Task statement:
State how many lines of the data contain the word "Emissions", and write nothing besides the number.

═══ Data to use

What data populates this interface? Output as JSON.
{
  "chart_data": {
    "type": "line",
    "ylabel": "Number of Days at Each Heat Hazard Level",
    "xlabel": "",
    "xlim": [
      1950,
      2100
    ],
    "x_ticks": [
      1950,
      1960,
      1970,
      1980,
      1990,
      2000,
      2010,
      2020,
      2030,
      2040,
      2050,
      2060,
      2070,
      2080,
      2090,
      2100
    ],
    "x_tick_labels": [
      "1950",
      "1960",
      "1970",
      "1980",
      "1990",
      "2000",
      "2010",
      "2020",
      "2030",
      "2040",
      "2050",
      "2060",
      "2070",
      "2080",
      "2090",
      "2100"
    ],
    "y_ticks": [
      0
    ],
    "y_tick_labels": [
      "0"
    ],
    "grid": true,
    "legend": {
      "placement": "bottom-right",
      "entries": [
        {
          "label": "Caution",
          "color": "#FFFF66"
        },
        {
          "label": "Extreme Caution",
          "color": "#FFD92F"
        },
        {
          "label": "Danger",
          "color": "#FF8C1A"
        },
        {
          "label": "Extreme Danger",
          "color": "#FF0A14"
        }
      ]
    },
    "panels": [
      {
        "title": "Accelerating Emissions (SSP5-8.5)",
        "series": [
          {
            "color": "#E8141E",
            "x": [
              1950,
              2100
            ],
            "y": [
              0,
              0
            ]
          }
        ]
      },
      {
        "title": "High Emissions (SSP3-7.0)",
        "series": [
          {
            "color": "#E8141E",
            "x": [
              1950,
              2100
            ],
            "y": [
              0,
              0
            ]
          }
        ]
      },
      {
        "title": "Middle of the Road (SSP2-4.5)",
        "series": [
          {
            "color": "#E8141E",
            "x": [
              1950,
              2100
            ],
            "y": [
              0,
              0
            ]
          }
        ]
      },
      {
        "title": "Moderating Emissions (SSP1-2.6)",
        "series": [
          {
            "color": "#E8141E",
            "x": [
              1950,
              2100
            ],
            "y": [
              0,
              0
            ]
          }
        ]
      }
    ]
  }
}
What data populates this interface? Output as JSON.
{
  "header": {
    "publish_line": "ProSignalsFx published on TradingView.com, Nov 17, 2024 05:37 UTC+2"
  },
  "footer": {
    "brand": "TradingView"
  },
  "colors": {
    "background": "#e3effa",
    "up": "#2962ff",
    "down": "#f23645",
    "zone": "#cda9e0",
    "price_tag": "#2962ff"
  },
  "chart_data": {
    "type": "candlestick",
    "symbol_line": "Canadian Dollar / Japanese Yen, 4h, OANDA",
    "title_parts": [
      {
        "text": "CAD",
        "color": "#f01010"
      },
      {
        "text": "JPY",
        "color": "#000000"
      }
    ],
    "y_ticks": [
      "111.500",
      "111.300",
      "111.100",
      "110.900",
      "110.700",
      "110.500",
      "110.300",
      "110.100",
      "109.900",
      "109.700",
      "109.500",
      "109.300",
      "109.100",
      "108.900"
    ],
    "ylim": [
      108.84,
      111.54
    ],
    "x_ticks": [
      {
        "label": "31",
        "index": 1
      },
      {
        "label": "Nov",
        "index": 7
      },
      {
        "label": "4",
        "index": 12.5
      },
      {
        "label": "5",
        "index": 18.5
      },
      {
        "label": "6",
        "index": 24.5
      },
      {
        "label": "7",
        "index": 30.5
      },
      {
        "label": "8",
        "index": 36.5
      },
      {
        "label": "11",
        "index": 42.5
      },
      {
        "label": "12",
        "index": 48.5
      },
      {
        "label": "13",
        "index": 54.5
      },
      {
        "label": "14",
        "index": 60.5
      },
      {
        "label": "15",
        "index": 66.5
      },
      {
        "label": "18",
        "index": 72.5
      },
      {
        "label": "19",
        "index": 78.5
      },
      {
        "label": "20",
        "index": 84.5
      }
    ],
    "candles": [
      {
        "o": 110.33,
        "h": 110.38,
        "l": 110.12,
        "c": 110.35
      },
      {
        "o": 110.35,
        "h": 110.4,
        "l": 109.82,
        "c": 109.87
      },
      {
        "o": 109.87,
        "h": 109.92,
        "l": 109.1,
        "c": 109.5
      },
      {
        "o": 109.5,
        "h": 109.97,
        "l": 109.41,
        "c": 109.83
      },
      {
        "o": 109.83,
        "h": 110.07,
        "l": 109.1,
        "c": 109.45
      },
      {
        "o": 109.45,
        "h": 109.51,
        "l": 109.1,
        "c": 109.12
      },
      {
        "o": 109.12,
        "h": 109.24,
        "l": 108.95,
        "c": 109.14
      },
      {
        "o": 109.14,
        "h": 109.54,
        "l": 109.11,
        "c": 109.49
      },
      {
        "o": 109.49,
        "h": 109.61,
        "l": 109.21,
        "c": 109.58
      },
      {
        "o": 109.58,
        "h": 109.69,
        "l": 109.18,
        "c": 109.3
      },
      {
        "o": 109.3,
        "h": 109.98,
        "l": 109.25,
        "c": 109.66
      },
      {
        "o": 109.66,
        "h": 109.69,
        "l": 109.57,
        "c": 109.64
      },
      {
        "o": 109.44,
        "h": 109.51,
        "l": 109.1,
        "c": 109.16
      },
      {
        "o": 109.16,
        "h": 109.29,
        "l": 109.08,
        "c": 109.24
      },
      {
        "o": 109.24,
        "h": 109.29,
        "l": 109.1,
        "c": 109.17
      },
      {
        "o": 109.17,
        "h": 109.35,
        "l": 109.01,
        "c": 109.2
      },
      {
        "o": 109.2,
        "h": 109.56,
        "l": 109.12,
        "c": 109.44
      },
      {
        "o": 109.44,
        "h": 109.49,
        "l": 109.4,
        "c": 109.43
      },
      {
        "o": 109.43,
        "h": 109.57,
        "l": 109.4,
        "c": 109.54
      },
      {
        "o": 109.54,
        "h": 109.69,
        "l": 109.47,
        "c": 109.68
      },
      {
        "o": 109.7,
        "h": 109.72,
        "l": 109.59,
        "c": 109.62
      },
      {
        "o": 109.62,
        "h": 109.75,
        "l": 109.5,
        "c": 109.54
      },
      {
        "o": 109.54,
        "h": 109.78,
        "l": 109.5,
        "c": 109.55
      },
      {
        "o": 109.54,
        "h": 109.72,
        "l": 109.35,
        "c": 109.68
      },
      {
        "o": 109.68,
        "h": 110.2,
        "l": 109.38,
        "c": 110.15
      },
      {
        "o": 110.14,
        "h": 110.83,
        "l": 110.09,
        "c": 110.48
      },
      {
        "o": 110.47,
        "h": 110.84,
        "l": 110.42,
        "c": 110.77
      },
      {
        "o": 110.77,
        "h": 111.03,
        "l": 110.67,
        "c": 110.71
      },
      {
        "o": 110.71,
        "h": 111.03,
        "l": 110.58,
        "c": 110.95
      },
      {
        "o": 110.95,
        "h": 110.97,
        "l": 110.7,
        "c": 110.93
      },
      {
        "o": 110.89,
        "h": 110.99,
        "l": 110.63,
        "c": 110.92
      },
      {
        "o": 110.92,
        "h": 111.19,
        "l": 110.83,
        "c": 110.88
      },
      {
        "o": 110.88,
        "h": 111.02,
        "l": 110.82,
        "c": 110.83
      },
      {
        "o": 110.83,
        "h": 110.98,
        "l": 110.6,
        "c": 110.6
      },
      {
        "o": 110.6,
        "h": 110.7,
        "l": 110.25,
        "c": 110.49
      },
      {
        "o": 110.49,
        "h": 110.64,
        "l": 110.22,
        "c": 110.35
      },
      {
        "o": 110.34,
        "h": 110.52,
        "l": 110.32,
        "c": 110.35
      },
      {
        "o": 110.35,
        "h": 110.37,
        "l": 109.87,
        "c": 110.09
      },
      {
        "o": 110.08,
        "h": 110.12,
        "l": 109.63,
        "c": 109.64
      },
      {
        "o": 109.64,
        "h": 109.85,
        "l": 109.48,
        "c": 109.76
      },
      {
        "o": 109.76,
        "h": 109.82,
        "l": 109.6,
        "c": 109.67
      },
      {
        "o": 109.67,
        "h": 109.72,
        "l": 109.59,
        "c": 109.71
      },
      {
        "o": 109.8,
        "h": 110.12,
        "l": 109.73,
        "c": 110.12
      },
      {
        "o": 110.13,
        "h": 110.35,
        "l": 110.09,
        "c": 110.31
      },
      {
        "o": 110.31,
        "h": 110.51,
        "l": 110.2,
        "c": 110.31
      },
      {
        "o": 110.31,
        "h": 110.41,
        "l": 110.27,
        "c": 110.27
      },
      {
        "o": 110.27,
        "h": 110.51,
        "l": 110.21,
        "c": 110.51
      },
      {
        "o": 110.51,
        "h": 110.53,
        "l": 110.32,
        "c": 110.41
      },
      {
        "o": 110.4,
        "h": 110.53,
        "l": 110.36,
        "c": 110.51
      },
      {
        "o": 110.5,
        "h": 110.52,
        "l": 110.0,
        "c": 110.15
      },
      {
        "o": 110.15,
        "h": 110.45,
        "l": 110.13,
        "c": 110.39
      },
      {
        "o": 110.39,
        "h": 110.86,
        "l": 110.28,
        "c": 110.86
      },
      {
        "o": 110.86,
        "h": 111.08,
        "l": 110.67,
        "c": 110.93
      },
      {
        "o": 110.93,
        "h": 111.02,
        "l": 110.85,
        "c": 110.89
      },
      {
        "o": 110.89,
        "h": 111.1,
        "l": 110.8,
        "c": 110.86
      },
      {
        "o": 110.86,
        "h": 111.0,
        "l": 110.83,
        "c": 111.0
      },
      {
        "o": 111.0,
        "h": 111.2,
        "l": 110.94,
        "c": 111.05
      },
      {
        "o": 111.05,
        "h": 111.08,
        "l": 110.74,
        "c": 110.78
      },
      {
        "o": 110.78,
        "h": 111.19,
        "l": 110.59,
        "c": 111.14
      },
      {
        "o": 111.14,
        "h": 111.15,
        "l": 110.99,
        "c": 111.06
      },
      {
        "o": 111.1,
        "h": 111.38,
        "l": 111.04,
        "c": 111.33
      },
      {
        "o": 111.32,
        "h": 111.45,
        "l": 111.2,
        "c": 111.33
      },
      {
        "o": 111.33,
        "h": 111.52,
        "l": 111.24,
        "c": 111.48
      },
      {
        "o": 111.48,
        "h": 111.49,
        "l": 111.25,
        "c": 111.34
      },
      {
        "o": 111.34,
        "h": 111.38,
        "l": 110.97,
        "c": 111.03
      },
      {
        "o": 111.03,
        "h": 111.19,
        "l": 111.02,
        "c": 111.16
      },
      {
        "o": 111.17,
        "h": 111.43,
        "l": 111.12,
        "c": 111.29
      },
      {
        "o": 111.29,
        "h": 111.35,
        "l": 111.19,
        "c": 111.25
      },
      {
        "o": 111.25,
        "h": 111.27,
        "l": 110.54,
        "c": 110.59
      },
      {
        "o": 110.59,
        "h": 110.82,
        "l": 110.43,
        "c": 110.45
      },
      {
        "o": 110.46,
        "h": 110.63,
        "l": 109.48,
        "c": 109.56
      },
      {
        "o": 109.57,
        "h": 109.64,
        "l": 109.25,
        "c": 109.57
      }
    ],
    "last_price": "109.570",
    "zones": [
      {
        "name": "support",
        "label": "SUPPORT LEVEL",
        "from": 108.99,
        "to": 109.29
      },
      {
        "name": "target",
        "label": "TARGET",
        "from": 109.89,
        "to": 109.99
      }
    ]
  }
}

══════

Result:
3